• _DATASET EXCERPTS_:
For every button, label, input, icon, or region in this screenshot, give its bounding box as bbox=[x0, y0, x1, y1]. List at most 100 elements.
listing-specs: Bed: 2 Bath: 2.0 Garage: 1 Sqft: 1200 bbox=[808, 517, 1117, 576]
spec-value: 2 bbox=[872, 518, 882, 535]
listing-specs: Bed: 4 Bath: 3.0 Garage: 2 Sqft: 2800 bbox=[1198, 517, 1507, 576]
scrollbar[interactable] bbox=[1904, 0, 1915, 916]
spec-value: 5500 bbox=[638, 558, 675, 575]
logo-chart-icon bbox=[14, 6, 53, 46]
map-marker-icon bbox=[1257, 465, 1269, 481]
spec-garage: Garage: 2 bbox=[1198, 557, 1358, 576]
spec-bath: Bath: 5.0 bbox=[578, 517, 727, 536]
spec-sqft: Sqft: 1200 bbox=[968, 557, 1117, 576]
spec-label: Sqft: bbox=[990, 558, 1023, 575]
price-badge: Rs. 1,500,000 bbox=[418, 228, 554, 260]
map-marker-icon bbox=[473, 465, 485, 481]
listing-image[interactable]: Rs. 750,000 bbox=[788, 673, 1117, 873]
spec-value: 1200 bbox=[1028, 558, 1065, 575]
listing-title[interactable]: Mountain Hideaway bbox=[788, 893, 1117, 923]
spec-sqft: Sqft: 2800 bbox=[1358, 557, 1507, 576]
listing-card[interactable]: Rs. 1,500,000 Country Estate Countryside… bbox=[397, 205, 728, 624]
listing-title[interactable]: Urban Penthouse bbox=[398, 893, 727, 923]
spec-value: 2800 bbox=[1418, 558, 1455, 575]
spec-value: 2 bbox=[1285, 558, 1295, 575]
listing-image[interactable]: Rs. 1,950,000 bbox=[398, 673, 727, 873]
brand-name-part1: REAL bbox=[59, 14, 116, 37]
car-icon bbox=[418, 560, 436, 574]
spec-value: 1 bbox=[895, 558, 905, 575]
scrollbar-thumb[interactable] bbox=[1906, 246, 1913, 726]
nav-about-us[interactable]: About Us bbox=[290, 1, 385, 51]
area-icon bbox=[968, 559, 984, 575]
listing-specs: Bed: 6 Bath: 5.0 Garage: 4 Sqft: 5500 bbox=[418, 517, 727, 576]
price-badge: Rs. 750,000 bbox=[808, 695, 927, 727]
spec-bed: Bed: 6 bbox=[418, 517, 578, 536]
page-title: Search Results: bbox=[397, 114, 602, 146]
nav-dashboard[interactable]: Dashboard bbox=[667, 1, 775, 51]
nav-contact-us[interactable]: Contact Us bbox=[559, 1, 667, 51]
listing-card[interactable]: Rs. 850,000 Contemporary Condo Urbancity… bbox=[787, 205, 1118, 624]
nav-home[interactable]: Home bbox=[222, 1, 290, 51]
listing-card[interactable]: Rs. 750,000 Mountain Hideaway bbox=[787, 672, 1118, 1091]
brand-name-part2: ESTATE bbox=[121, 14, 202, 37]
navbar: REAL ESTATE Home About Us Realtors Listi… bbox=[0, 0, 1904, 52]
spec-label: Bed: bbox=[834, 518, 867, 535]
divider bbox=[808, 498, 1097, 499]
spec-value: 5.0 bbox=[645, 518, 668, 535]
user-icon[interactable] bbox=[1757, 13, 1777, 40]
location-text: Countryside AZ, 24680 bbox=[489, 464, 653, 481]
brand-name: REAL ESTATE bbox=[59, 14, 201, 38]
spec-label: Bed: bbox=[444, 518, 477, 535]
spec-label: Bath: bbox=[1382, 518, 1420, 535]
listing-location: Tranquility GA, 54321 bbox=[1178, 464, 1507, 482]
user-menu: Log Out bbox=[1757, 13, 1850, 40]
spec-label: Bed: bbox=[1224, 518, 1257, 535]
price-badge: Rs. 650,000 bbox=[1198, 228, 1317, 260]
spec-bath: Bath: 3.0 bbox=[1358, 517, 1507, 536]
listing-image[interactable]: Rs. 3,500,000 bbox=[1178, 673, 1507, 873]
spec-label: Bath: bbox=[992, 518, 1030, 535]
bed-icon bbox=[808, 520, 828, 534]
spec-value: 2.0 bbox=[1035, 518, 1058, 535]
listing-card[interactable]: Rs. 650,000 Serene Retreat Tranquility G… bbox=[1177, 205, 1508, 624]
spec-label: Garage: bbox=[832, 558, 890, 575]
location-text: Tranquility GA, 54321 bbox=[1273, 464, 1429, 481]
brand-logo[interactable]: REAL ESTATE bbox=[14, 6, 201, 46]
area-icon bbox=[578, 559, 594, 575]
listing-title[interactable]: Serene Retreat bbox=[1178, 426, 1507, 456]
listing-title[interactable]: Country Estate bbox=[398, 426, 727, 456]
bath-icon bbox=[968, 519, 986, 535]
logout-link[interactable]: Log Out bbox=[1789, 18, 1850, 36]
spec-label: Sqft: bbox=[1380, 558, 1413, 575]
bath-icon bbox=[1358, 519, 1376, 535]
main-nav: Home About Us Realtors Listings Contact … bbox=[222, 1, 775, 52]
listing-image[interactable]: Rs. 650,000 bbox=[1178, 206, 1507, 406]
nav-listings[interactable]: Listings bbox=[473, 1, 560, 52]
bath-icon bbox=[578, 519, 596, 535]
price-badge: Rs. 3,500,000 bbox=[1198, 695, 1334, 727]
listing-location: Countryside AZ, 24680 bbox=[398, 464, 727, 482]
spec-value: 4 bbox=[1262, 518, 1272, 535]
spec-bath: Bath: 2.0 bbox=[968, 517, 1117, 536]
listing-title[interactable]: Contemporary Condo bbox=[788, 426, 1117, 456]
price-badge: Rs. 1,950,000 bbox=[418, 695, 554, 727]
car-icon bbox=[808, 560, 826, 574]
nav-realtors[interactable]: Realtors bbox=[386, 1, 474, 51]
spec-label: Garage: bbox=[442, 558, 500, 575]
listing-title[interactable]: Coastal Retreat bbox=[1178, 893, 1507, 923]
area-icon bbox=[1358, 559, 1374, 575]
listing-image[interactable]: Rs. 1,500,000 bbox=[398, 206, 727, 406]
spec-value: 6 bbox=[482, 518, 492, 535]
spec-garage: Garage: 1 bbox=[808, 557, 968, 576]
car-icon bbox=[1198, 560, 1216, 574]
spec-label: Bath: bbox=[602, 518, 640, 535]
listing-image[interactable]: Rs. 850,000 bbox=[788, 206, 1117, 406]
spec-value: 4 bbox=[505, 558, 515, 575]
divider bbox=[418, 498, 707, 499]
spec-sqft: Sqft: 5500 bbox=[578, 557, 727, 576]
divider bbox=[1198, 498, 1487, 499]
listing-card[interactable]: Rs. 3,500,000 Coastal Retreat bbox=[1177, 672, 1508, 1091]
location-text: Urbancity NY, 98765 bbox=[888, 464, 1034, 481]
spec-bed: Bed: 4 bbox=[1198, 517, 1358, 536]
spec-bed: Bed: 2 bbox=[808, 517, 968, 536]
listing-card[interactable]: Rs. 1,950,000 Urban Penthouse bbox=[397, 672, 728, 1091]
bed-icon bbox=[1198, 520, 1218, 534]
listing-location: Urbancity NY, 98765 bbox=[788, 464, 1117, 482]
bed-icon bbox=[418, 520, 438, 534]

• _WORK REQUIRED_:
Update the records by replacing every occurrence of "Urbancity" with "Metro City". Leave everything else unchanged.

• _RESPONSE FOR THIS EXERCISE_:
For every button, label, input, icon, or region in this screenshot, give its bounding box as bbox=[x0, y0, x1, y1]. List at most 100 elements.
listing-specs: Bed: 2 Bath: 2.0 Garage: 1 Sqft: 1200 bbox=[808, 517, 1117, 576]
spec-value: 2 bbox=[872, 518, 882, 535]
listing-specs: Bed: 4 Bath: 3.0 Garage: 2 Sqft: 2800 bbox=[1198, 517, 1507, 576]
scrollbar[interactable] bbox=[1904, 0, 1915, 916]
spec-value: 5500 bbox=[638, 558, 675, 575]
logo-chart-icon bbox=[14, 6, 53, 46]
map-marker-icon bbox=[1257, 465, 1269, 481]
spec-garage: Garage: 2 bbox=[1198, 557, 1358, 576]
spec-bath: Bath: 5.0 bbox=[578, 517, 727, 536]
spec-sqft: Sqft: 1200 bbox=[968, 557, 1117, 576]
spec-label: Sqft: bbox=[990, 558, 1023, 575]
price-badge: Rs. 1,500,000 bbox=[418, 228, 554, 260]
map-marker-icon bbox=[473, 465, 485, 481]
listing-image[interactable]: Rs. 750,000 bbox=[788, 673, 1117, 873]
spec-value: 1200 bbox=[1028, 558, 1065, 575]
listing-title[interactable]: Mountain Hideaway bbox=[788, 893, 1117, 923]
spec-sqft: Sqft: 2800 bbox=[1358, 557, 1507, 576]
listing-card[interactable]: Rs. 1,500,000 Country Estate Countryside… bbox=[397, 205, 728, 624]
listing-title[interactable]: Urban Penthouse bbox=[398, 893, 727, 923]
spec-value: 2800 bbox=[1418, 558, 1455, 575]
spec-value: 2 bbox=[1285, 558, 1295, 575]
listing-image[interactable]: Rs. 1,950,000 bbox=[398, 673, 727, 873]
brand-name-part1: REAL bbox=[59, 14, 116, 37]
car-icon bbox=[418, 560, 436, 574]
spec-value: 1 bbox=[895, 558, 905, 575]
scrollbar-thumb[interactable] bbox=[1906, 246, 1913, 726]
nav-about-us[interactable]: About Us bbox=[290, 1, 385, 51]
area-icon bbox=[968, 559, 984, 575]
listing-specs: Bed: 6 Bath: 5.0 Garage: 4 Sqft: 5500 bbox=[418, 517, 727, 576]
price-badge: Rs. 750,000 bbox=[808, 695, 927, 727]
spec-bed: Bed: 6 bbox=[418, 517, 578, 536]
page-title: Search Results: bbox=[397, 114, 602, 146]
nav-dashboard[interactable]: Dashboard bbox=[667, 1, 775, 51]
nav-contact-us[interactable]: Contact Us bbox=[559, 1, 667, 51]
listing-card[interactable]: Rs. 850,000 Contemporary Condo Metro City… bbox=[787, 205, 1118, 624]
nav-home[interactable]: Home bbox=[222, 1, 290, 51]
listing-card[interactable]: Rs. 750,000 Mountain Hideaway bbox=[787, 672, 1118, 1091]
brand-name-part2: ESTATE bbox=[121, 14, 202, 37]
navbar: REAL ESTATE Home About Us Realtors Listi… bbox=[0, 0, 1904, 52]
spec-label: Bed: bbox=[834, 518, 867, 535]
divider bbox=[808, 498, 1097, 499]
spec-value: 5.0 bbox=[645, 518, 668, 535]
user-icon[interactable] bbox=[1757, 13, 1777, 40]
location-text: Countryside AZ, 24680 bbox=[489, 464, 653, 481]
brand-name: REAL ESTATE bbox=[59, 14, 201, 38]
spec-label: Bed: bbox=[444, 518, 477, 535]
spec-label: Bath: bbox=[1382, 518, 1420, 535]
listing-location: Tranquility GA, 54321 bbox=[1178, 464, 1507, 482]
user-menu: Log Out bbox=[1757, 13, 1850, 40]
spec-label: Bed: bbox=[1224, 518, 1257, 535]
price-badge: Rs. 650,000 bbox=[1198, 228, 1317, 260]
spec-bath: Bath: 3.0 bbox=[1358, 517, 1507, 536]
listing-image[interactable]: Rs. 3,500,000 bbox=[1178, 673, 1507, 873]
spec-label: Bath: bbox=[992, 518, 1030, 535]
bed-icon bbox=[808, 520, 828, 534]
spec-value: 2.0 bbox=[1035, 518, 1058, 535]
listing-card[interactable]: Rs. 650,000 Serene Retreat Tranquility G… bbox=[1177, 205, 1508, 624]
spec-label: Garage: bbox=[832, 558, 890, 575]
location-text: Tranquility GA, 54321 bbox=[1273, 464, 1429, 481]
brand-logo[interactable]: REAL ESTATE bbox=[14, 6, 201, 46]
area-icon bbox=[578, 559, 594, 575]
listing-title[interactable]: Serene Retreat bbox=[1178, 426, 1507, 456]
listing-title[interactable]: Country Estate bbox=[398, 426, 727, 456]
bath-icon bbox=[968, 519, 986, 535]
logout-link[interactable]: Log Out bbox=[1789, 18, 1850, 36]
spec-label: Sqft: bbox=[1380, 558, 1413, 575]
bath-icon bbox=[1358, 519, 1376, 535]
main-nav: Home About Us Realtors Listings Contact … bbox=[222, 1, 775, 52]
listing-image[interactable]: Rs. 650,000 bbox=[1178, 206, 1507, 406]
nav-listings[interactable]: Listings bbox=[473, 1, 560, 52]
bath-icon bbox=[578, 519, 596, 535]
price-badge: Rs. 3,500,000 bbox=[1198, 695, 1334, 727]
listing-location: Countryside AZ, 24680 bbox=[398, 464, 727, 482]
spec-value: 4 bbox=[1262, 518, 1272, 535]
spec-bath: Bath: 2.0 bbox=[968, 517, 1117, 536]
listing-title[interactable]: Contemporary Condo bbox=[788, 426, 1117, 456]
price-badge: Rs. 1,950,000 bbox=[418, 695, 554, 727]
car-icon bbox=[808, 560, 826, 574]
nav-realtors[interactable]: Realtors bbox=[386, 1, 474, 51]
spec-label: Garage: bbox=[442, 558, 500, 575]
listing-title[interactable]: Coastal Retreat bbox=[1178, 893, 1507, 923]
area-icon bbox=[1358, 559, 1374, 575]
listing-image[interactable]: Rs. 1,500,000 bbox=[398, 206, 727, 406]
spec-value: 6 bbox=[482, 518, 492, 535]
spec-garage: Garage: 1 bbox=[808, 557, 968, 576]
car-icon bbox=[1198, 560, 1216, 574]
spec-label: Bath: bbox=[602, 518, 640, 535]
listing-image[interactable]: Rs. 850,000 bbox=[788, 206, 1117, 406]
spec-value: 4 bbox=[505, 558, 515, 575]
divider bbox=[418, 498, 707, 499]
spec-sqft: Sqft: 5500 bbox=[578, 557, 727, 576]
divider bbox=[1198, 498, 1487, 499]
listing-card[interactable]: Rs. 3,500,000 Coastal Retreat bbox=[1177, 672, 1508, 1091]
location-text: Metro City NY, 98765 bbox=[888, 464, 1034, 481]
spec-bed: Bed: 4 bbox=[1198, 517, 1358, 536]
spec-bed: Bed: 2 bbox=[808, 517, 968, 536]
listing-card[interactable]: Rs. 1,950,000 Urban Penthouse bbox=[397, 672, 728, 1091]
bed-icon bbox=[1198, 520, 1218, 534]
listing-location: Metro City NY, 98765 bbox=[788, 464, 1117, 482]
bed-icon bbox=[418, 520, 438, 534]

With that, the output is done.